- **STATED TASK**: Identify the lines that include the word "screenshot", then copy all of them.

★ ★ ★ ★

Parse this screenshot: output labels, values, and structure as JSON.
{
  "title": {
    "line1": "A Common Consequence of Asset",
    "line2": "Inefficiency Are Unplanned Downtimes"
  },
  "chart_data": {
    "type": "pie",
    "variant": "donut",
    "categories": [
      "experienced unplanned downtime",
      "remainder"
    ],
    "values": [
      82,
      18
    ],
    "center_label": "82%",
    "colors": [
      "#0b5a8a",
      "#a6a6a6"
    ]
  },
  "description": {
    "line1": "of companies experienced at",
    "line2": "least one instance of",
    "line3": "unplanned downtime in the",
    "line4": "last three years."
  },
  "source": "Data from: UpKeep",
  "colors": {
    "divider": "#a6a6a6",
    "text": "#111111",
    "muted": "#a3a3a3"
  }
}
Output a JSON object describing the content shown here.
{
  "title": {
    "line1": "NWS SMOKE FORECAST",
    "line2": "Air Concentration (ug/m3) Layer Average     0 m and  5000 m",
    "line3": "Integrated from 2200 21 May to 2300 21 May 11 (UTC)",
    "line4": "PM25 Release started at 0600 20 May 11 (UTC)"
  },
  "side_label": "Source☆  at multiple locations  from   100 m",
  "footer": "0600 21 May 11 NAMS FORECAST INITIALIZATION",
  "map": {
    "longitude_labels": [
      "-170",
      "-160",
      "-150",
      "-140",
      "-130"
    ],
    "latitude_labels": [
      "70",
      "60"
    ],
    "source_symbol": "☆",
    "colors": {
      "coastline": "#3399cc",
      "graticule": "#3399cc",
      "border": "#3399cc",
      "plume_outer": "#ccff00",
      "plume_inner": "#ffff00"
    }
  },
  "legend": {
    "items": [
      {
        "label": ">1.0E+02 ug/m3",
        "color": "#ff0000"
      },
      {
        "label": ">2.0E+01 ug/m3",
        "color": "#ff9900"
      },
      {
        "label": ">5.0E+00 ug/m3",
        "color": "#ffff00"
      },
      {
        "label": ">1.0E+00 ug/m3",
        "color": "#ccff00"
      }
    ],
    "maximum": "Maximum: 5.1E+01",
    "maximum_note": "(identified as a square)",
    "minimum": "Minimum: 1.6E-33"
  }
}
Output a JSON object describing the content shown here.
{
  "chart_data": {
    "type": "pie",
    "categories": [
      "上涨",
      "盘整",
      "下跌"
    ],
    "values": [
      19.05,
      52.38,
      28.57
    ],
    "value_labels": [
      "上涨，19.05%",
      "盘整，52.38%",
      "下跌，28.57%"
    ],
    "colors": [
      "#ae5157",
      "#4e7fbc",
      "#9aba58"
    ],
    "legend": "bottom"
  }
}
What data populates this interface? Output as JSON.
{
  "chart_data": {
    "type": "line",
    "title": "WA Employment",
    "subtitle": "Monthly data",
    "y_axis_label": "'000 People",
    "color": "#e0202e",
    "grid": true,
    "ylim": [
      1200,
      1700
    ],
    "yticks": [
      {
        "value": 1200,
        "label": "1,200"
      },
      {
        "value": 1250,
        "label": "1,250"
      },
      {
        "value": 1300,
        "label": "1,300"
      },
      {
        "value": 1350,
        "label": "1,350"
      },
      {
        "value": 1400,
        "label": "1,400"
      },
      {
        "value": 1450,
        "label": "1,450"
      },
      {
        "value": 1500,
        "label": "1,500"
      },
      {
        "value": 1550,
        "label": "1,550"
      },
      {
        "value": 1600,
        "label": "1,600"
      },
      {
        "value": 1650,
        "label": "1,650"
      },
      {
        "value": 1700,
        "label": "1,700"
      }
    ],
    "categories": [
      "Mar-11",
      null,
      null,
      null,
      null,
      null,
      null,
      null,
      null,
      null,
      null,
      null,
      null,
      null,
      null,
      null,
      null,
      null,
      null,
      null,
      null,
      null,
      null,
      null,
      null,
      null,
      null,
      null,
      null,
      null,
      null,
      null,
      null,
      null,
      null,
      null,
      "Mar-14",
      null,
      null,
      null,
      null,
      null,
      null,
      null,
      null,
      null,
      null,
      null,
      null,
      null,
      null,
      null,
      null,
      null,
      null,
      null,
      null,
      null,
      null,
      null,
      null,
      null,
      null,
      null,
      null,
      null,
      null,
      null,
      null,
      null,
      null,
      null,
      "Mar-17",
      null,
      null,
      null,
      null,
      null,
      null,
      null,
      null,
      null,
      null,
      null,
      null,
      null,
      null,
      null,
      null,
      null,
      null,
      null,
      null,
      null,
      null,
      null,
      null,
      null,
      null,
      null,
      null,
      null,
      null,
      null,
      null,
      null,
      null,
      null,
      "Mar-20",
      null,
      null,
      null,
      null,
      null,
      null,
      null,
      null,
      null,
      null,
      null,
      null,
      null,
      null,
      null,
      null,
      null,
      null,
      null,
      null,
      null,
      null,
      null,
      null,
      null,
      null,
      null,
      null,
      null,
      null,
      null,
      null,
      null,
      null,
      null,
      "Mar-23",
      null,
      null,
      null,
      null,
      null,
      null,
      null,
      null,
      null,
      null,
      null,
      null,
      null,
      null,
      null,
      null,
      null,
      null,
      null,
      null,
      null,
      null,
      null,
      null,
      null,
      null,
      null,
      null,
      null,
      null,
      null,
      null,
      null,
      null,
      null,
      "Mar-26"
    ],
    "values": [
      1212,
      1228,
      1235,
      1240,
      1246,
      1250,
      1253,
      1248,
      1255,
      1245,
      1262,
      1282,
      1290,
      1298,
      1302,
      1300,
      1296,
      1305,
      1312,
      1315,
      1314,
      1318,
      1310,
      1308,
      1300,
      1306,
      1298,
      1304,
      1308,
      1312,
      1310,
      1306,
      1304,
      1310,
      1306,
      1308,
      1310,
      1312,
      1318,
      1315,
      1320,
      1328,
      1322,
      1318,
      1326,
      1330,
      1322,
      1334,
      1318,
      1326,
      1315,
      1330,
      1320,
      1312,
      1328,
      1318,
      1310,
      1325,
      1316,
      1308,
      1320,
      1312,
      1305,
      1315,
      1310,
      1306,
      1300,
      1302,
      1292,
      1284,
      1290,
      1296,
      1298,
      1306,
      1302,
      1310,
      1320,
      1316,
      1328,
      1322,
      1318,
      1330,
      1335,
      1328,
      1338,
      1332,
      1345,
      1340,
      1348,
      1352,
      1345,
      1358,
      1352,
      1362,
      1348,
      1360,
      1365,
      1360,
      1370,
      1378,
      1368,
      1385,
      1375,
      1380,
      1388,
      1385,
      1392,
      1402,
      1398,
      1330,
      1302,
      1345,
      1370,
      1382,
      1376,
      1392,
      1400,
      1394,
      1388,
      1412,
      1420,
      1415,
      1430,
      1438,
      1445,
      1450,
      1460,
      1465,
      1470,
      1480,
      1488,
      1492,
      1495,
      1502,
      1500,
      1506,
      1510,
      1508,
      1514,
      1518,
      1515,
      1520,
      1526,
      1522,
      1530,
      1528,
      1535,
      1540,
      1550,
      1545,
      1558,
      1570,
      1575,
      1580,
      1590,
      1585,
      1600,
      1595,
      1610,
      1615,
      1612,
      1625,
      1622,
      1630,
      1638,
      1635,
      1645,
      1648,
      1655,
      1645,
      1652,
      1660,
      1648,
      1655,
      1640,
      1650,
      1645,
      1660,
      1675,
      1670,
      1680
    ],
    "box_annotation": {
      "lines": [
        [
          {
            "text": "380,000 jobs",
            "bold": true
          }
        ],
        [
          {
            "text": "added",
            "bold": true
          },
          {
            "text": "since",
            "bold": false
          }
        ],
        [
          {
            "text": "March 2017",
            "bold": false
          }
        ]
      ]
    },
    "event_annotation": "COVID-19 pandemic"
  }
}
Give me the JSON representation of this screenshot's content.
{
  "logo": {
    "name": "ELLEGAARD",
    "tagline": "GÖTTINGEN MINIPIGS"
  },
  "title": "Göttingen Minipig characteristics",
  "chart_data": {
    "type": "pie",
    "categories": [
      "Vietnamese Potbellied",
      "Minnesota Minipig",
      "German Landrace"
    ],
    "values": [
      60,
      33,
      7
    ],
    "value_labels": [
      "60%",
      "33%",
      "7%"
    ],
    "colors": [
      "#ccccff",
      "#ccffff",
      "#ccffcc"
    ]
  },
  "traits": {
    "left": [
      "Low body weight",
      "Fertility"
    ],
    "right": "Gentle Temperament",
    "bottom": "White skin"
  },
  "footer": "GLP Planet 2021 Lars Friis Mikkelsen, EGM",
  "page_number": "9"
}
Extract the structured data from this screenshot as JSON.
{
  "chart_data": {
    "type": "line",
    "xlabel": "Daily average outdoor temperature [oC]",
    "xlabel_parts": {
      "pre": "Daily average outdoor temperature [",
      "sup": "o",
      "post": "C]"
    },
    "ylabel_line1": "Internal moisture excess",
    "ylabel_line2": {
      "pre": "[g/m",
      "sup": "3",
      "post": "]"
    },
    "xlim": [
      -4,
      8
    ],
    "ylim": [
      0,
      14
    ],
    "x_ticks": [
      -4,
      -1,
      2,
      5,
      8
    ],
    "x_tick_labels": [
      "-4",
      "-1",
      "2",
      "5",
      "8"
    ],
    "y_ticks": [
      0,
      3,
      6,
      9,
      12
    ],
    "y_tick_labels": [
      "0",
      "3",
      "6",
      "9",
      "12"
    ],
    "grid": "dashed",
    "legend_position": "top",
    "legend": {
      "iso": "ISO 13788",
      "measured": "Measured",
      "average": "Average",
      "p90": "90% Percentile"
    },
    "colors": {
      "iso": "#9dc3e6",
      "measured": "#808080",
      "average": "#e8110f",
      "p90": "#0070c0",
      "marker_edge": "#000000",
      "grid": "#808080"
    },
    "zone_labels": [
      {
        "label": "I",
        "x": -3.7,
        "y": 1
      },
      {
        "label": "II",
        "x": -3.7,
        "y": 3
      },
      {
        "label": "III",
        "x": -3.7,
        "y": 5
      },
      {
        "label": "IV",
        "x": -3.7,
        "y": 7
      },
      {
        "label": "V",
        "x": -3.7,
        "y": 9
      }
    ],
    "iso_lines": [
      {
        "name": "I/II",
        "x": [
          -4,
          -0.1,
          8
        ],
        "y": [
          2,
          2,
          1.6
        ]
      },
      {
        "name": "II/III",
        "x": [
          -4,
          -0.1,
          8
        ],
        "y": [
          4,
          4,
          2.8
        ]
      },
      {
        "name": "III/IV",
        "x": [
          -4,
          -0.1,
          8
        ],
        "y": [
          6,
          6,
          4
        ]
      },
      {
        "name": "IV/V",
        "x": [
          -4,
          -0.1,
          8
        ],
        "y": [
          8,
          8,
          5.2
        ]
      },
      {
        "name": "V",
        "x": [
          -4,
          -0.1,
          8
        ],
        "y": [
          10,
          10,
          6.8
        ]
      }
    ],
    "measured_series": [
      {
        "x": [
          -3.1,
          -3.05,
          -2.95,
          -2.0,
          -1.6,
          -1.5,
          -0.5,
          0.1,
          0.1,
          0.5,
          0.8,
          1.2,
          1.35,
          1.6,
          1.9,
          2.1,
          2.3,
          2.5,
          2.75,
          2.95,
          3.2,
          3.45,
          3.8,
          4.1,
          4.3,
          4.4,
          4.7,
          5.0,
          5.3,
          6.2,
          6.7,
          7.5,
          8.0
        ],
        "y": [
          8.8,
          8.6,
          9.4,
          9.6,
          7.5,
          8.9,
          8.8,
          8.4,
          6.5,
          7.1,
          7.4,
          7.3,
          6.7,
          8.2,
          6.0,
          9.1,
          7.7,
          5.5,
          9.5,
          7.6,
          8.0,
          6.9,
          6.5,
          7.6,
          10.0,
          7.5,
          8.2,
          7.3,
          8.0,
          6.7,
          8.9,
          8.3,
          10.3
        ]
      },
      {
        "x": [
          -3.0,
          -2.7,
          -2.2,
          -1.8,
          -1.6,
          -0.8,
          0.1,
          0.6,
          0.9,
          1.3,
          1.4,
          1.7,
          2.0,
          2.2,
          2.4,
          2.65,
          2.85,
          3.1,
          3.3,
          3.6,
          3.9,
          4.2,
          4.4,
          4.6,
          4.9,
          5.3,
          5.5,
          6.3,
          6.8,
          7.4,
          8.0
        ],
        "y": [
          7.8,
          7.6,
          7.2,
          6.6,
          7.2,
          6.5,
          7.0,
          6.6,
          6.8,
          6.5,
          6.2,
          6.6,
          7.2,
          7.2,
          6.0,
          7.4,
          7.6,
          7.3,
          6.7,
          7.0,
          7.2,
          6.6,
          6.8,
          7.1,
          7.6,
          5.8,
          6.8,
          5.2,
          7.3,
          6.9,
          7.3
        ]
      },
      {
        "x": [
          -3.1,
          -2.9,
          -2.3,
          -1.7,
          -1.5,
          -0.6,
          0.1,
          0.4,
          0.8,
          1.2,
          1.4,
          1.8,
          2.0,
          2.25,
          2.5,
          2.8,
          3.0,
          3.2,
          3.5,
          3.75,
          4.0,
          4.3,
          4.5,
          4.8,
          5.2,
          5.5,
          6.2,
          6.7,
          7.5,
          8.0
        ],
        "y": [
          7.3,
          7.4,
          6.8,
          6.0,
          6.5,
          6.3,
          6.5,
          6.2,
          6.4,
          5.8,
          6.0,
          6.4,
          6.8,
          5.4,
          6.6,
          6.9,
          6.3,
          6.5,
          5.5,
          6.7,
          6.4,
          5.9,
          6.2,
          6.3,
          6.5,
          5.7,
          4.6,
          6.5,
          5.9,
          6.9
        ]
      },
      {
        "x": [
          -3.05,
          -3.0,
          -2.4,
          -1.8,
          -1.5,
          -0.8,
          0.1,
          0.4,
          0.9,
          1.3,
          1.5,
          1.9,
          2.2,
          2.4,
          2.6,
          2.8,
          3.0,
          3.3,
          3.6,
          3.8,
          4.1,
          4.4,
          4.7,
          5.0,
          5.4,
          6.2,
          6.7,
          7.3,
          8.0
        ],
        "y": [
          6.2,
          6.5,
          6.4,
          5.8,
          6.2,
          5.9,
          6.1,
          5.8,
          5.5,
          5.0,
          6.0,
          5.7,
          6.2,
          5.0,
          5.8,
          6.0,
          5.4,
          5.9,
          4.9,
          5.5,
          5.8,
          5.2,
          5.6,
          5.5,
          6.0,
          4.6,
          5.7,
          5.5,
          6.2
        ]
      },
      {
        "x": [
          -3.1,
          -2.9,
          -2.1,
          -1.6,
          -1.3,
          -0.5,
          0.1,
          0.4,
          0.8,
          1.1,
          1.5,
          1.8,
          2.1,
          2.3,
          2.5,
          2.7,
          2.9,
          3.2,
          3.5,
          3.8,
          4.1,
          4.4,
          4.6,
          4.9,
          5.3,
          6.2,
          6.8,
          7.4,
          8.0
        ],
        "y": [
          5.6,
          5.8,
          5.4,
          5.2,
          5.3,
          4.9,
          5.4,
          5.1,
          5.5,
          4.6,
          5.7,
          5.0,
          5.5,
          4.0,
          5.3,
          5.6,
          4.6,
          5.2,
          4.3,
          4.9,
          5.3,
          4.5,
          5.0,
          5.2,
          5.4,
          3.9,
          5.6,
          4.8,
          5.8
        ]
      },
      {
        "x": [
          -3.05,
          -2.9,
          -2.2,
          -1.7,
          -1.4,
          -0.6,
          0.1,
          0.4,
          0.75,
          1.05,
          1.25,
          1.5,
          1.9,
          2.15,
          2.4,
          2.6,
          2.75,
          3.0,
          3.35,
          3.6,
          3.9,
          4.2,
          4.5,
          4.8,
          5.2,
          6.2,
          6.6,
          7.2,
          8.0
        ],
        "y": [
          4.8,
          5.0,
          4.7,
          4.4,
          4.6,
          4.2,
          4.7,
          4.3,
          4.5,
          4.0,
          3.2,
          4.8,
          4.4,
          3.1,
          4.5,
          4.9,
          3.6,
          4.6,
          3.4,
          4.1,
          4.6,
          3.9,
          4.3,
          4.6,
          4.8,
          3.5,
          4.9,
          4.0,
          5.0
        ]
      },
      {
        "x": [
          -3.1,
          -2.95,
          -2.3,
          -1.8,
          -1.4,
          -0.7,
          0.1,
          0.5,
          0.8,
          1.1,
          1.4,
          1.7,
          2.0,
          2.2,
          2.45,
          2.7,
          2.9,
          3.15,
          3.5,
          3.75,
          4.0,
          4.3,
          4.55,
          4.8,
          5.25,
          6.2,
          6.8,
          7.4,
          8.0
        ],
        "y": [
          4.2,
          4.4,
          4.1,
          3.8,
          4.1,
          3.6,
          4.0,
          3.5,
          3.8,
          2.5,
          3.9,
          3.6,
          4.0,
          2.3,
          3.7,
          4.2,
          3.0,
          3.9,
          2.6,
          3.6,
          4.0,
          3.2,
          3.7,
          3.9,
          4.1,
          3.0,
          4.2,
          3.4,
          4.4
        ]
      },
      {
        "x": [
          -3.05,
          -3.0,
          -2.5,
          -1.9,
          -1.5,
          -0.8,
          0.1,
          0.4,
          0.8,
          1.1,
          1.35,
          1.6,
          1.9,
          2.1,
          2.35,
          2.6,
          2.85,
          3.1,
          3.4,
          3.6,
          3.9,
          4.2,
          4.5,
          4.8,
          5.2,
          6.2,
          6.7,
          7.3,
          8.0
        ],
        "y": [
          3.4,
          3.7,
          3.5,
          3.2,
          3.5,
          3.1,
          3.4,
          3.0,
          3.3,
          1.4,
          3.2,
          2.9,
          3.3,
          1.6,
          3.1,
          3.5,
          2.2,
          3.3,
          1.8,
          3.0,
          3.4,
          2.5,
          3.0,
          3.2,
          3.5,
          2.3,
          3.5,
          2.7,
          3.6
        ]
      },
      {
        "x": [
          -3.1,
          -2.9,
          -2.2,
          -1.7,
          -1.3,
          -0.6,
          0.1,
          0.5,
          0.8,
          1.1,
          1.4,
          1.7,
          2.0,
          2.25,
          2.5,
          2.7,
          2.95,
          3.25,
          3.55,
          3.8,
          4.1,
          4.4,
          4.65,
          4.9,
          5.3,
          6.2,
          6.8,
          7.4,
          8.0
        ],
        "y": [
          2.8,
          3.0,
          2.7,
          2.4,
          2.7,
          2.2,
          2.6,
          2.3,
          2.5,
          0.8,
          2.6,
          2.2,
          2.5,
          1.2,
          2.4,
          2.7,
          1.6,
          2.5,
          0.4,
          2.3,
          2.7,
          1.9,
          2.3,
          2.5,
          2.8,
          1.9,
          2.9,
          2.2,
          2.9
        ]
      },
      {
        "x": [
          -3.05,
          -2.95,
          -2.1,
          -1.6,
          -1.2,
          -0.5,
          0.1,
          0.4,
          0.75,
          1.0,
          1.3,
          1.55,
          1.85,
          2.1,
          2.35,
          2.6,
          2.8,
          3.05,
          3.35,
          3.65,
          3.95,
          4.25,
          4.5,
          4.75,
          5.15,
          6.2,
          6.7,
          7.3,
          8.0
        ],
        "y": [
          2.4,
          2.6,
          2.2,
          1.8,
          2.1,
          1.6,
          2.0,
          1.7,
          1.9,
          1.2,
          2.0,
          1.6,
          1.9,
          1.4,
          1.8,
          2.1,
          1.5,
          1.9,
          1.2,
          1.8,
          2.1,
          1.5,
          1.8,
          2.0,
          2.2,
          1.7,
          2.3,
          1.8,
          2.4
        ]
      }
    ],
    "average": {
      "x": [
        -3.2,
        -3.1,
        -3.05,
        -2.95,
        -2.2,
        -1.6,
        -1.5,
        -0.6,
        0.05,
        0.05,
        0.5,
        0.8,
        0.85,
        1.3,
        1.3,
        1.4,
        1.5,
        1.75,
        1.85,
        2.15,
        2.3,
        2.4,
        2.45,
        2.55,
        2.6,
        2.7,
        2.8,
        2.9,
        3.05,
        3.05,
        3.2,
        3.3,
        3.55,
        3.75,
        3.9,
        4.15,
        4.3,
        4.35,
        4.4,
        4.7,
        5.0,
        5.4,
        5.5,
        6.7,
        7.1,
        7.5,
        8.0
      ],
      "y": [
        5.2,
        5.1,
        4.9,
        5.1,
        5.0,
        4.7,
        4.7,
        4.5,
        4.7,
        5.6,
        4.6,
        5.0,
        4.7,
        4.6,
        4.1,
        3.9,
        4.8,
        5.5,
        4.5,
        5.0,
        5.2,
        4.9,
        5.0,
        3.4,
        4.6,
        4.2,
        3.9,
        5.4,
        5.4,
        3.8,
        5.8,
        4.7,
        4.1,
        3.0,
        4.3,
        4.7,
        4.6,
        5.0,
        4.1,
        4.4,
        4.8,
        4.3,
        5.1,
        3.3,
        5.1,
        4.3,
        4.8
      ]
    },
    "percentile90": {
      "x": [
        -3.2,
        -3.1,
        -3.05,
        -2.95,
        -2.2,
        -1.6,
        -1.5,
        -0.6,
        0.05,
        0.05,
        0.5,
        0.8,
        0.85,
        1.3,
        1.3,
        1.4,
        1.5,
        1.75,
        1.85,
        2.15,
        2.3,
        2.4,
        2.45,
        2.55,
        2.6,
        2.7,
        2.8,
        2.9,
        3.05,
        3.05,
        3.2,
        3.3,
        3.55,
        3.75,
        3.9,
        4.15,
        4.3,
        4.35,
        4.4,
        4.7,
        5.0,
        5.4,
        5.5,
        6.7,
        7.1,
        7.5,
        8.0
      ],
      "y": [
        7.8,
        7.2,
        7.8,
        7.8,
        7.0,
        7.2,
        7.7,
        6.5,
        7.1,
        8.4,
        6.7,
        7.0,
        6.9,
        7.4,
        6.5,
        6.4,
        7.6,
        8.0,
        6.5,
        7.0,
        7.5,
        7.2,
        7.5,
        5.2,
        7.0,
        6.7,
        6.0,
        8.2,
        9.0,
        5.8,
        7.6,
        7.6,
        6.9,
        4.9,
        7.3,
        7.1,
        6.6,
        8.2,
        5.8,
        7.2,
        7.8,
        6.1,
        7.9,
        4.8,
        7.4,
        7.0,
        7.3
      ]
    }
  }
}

★ ★ ★ ★

- **WORKED SOLUTION**:
Parse this screenshot: output labels, values, and structure as JSON.
Give me the JSON representation of this screenshot's content.
Extract the structured data from this screenshot as JSON.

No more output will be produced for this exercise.